■ Instructions to follow
How many of these lines hold the string "this"? Answer with the number only.

■ Provided data
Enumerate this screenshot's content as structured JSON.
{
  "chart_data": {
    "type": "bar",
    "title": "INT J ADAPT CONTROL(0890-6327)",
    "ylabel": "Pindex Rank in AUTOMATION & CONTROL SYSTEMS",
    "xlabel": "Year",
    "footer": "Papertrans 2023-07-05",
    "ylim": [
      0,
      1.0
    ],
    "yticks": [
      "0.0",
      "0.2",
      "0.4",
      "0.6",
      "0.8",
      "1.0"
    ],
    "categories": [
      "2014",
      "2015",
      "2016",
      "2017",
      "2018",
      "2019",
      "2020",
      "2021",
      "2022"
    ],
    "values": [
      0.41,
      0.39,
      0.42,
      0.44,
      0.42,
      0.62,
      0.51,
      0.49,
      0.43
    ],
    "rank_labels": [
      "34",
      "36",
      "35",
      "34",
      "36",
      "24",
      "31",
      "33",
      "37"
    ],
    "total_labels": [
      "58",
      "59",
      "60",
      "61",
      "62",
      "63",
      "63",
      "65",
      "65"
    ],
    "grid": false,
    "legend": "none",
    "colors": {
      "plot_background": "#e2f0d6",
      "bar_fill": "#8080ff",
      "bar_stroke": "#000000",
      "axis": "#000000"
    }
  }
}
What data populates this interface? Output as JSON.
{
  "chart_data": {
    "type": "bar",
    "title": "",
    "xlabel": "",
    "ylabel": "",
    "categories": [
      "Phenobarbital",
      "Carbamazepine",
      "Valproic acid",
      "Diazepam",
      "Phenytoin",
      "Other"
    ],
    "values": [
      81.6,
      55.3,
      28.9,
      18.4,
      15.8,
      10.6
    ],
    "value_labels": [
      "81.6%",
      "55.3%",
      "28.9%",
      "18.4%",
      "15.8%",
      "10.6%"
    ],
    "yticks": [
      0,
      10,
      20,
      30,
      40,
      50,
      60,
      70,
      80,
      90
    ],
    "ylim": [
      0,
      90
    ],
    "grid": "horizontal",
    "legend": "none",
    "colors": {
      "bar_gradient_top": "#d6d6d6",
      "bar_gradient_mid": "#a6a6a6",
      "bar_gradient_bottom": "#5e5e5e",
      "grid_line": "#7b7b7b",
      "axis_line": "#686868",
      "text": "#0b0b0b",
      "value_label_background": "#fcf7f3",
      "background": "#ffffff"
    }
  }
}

■ Written answer
2